#### [Exercise]
Report each line of the entries that includes "Kurzsichtigkeit" by copying it.

#### [Information provided]
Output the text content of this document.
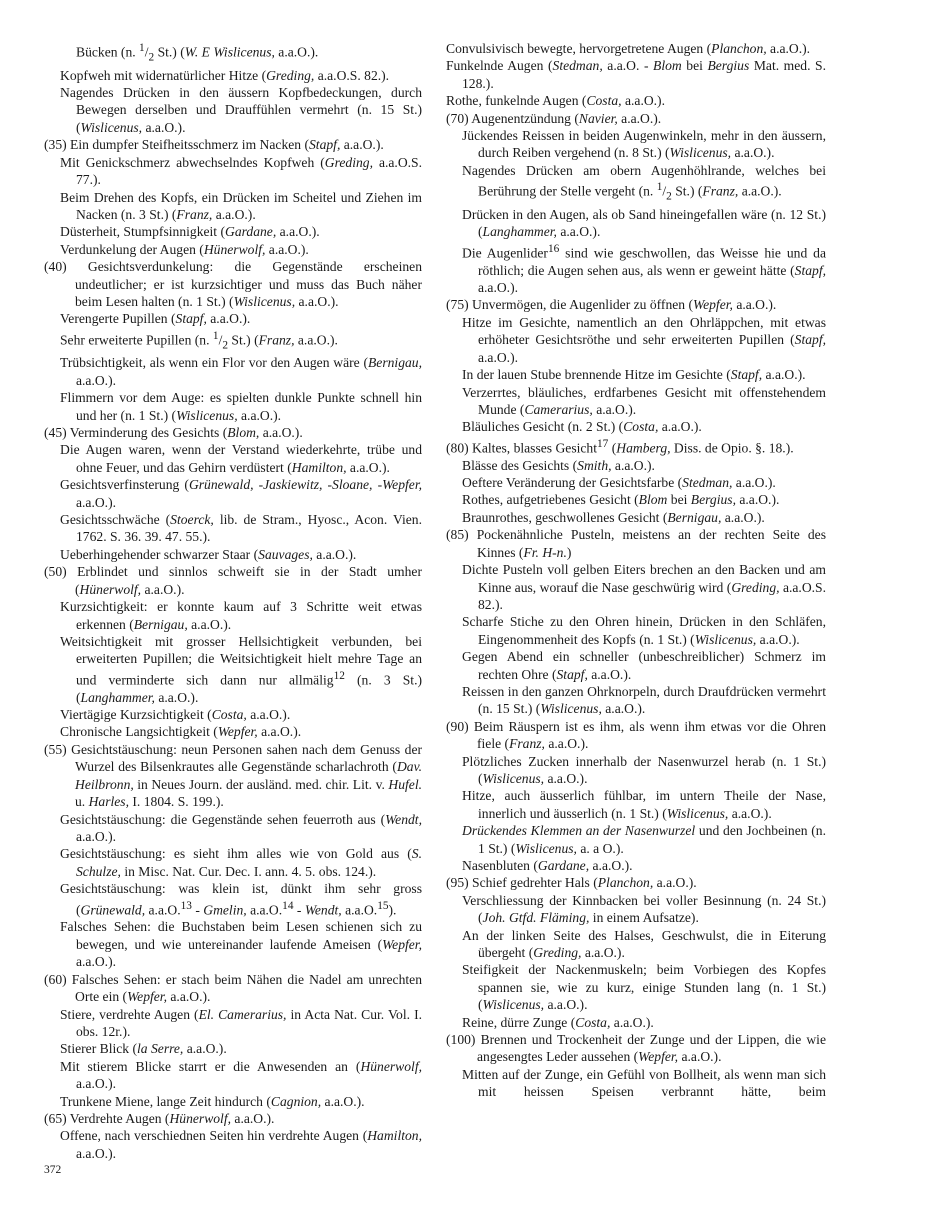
Bücken (n. $^1/_2$ St.) (W. E Wislicenus, a.a.O.).

Kopfweh mit widernatürlicher Hitze (Greding, a.a.O.S. 82.).

Nagendes Drücken in den äussern Kopfbedeckungen, durch Bewegen derselben und Drauffühlen vermehrt (n. 15 St.) (Wislicenus, a.a.O.).

(35) Ein dumpfer Steifheitsschmerz im Nacken (Stapf, a.a.O.).

Mit Genickschmerz abwechselndes Kopfweh (Greding, a.a.O.S. 77.).

Beim Drehen des Kopfs, ein Drücken im Scheitel und Ziehen im Nacken (n. 3 St.) (Franz, a.a.O.).

Düsterheit, Stumpfsinnigkeit (Gardane, a.a.O.).

Verdunkelung der Augen (Hünerwolf, a.a.O.).

(40) Gesichtsverdunkelung: die Gegenstände erscheinen undeutlicher; er ist kurzsichtiger und muss das Buch näher beim Lesen halten (n. 1 St.) (Wislicenus, a.a.O.).

Verengerte Pupillen (Stapf, a.a.O.).

Sehr erweiterte Pupillen (n. $^1/_2$ St.) (Franz, a.a.O.).

Trübsichtigkeit, als wenn ein Flor vor den Augen wäre (Bernigau, a.a.O.).

Flimmern vor dem Auge: es spielten dunkle Punkte schnell hin und her (n. 1 St.) (Wislicenus, a.a.O.).

(45) Verminderung des Gesichts (Blom, a.a.O.).

Die Augen waren, wenn der Verstand wiederkehrte, trübe und ohne Feuer, und das Gehirn verdüstert (Hamilton, a.a.O.).

Gesichtsverfinsterung (Grünewald, -Jaskiewitz, -Sloane, -Wepfer, a.a.O.).

Gesichtsschwäche (Stoerck, lib. de Stram., Hyosc., Acon. Vien. 1762. S. 36. 39. 47. 55.).

Ueberhingehender schwarzer Staar (Sauvages, a.a.O.).

(50) Erblindet und sinnlos schweift sie in der Stadt umher (Hünerwolf, a.a.O.).

Kurzsichtigkeit: er konnte kaum auf 3 Schritte weit etwas erkennen (Bernigau, a.a.O.).

Weitsichtigkeit mit grosser Hellsichtigkeit verbunden, bei erweiterten Pupillen; die Weitsichtigkeit hielt mehre Tage an und verminderte sich dann nur allmälig$^{12}$ (n. 3 St.) (Langhammer, a.a.O.).

Viertägige Kurzsichtigkeit (Costa, a.a.O.).

Chronische Langsichtigkeit (Wepfer, a.a.O.).

(55) Gesichtstäuschung: neun Personen sahen nach dem Genuss der Wurzel des Bilsenkrautes alle Gegenstände scharlachroth (Dav. Heilbronn, in Neues Journ. der ausländ. med. chir. Lit. v. Hufel. u. Harles, I. 1804. S. 199.).

Gesichtstäuschung: die Gegenstände sehen feuerroth aus (Wendt, a.a.O.).

Gesichtstäuschung: es sieht ihm alles wie von Gold aus (S. Schulze, in Misc. Nat. Cur. Dec. I. ann. 4. 5. obs. 124.).

Gesichtstäuschung: was klein ist, dünkt ihm sehr gross (Grünewald, a.a.O.$^{13}$ - Gmelin, a.a.O.$^{14}$ - Wendt, a.a.O.$^{15}$).

Falsches Sehen: die Buchstaben beim Lesen schienen sich zu bewegen, und wie untereinander laufende Ameisen (Wepfer, a.a.O.).

(60) Falsches Sehen: er stach beim Nähen die Nadel am unrechten Orte ein (Wepfer, a.a.O.).

Stiere, verdrehte Augen (El. Camerarius, in Acta Nat. Cur. Vol. I. obs. 12r.).

Stierer Blick (la Serre, a.a.O.).

Mit stierem Blicke starrt er die Anwesenden an (Hünerwolf, a.a.O.).

Trunkene Miene, lange Zeit hindurch (Cagnion, a.a.O.).

(65) Verdrehte Augen (Hünerwolf, a.a.O.).

Offene, nach verschiednen Seiten hin verdrehte Augen (Hamilton, a.a.O.).

Convulsivisch bewegte, hervorgetretene Augen (Planchon, a.a.O.).

Funkelnde Augen (Stedman, a.a.O. - Blom bei Bergius Mat. med. S. 128.).

Rothe, funkelnde Augen (Costa, a.a.O.).

(70) Augenentzündung (Navier, a.a.O.).

Jückendes Reissen in beiden Augenwinkeln, mehr in den äussern, durch Reiben vergehend (n. 8 St.) (Wislicenus, a.a.O.).

Nagendes Drücken am obern Augenhöhlrande, welches bei Berührung der Stelle vergeht (n. $^1/_2$ St.) (Franz, a.a.O.).

Drücken in den Augen, als ob Sand hineingefallen wäre (n. 12 St.) (Langhammer, a.a.O.).

Die Augenlider$^{16}$ sind wie geschwollen, das Weisse hie und da röthlich; die Augen sehen aus, als wenn er geweint hätte (Stapf, a.a.O.).

(75) Unvermögen, die Augenlider zu öffnen (Wepfer, a.a.O.).

Hitze im Gesichte, namentlich an den Ohrläppchen, mit etwas erhöheter Gesichtsröthe und sehr erweiterten Pupillen (Stapf, a.a.O.).

In der lauen Stube brennende Hitze im Gesichte (Stapf, a.a.O.).

Verzerrtes, bläuliches, erdfarbenes Gesicht mit offenstehendem Munde (Camerarius, a.a.O.).

Bläuliches Gesicht (n. 2 St.) (Costa, a.a.O.).

(80) Kaltes, blasses Gesicht$^{17}$ (Hamberg, Diss. de Opio. §. 18.).

Blässe des Gesichts (Smith, a.a.O.).

Oeftere Veränderung der Gesichtsfarbe (Stedman, a.a.O.).

Rothes, aufgetriebenes Gesicht (Blom bei Bergius, a.a.O.).

Braunrothes, geschwollenes Gesicht (Bernigau, a.a.O.).

(85) Pockenähnliche Pusteln, meistens an der rechten Seite des Kinnes (Fr. H-n.)

Dichte Pusteln voll gelben Eiters brechen an den Backen und am Kinne aus, worauf die Nase geschwürig wird (Greding, a.a.O.S. 82.).

Scharfe Stiche zu den Ohren hinein, Drücken in den Schläfen, Eingenommenheit des Kopfs (n. 1 St.) (Wislicenus, a.a.O.).

Gegen Abend ein schneller (unbeschreiblicher) Schmerz im rechten Ohre (Stapf, a.a.O.).

Reissen in den ganzen Ohrknorpeln, durch Draufdrücken vermehrt (n. 15 St.) (Wislicenus, a.a.O.).

(90) Beim Räuspern ist es ihm, als wenn ihm etwas vor die Ohren fiele (Franz, a.a.O.).

Plötzliches Zucken innerhalb der Nasenwurzel herab (n. 1 St.) (Wislicenus, a.a.O.).

Hitze, auch äusserlich fühlbar, im untern Theile der Nase, innerlich und äusserlich (n. 1 St.) (Wislicenus, a.a.O.).

Drückendes Klemmen an der Nasenwurzel und den Jochbeinen (n. 1 St.) (Wislicenus, a. a O.).

Nasenbluten (Gardane, a.a.O.).

(95) Schief gedrehter Hals (Planchon, a.a.O.).

Verschliessung der Kinnbacken bei voller Besinnung (n. 24 St.) (Joh. Gtfd. Fläming, in einem Aufsatze).

An der linken Seite des Halses, Geschwulst, die in Eiterung übergeht (Greding, a.a.O.).

Steifigkeit der Nackenmuskeln; beim Vorbiegen des Kopfes spannen sie, wie zu kurz, einige Stunden lang (n. 1 St.) (Wislicenus, a.a.O.).

Reine, dürre Zunge (Costa, a.a.O.).

(100) Brennen und Trockenheit der Zunge und der Lippen, die wie angesengtes Leder aussehen (Wepfer, a.a.O.).

Mitten auf der Zunge, ein Gefühl von Bollheit, als wenn man sich mit heissen Speisen verbrannt hätte, beim

372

#### [Exercise response]
Kurzsichtigkeit: er konnte kaum auf 3 Schritte weit etwas erkennen (Bernigau, a.a.O.).
Viertägige Kurzsichtigkeit (Costa, a.a.O.).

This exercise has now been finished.